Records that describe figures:
┌──

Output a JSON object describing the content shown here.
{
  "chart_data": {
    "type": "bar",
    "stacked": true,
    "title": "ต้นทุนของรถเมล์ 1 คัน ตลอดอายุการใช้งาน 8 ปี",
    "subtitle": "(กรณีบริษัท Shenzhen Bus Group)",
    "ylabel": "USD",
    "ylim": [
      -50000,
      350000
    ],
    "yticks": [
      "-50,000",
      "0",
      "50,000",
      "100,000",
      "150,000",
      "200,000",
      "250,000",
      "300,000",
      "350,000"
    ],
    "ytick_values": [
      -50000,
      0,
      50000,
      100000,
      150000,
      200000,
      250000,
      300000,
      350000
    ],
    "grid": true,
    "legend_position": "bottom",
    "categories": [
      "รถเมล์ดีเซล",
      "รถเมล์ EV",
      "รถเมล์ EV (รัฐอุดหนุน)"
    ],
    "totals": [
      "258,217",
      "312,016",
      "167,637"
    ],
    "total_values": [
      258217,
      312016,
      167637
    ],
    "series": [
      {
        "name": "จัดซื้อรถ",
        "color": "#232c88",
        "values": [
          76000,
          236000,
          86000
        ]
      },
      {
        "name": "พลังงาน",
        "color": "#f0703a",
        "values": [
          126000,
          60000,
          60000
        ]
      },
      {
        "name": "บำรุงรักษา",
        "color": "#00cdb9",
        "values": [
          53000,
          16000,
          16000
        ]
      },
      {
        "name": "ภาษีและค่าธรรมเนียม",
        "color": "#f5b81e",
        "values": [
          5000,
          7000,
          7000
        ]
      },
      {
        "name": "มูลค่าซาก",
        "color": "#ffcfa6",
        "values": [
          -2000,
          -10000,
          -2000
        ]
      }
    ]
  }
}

└──

| TASK OBJECTIVE |
Extract from the data every line where "name" shows up.

| TASK RESPONSE |
        "name": "จัดซื้อรถ",
        "name": "พลังงาน",
        "name": "บำรุงรักษา",
        "name": "ภาษีและค่าธรรมเนียม",
        "name": "มูลค่าซาก",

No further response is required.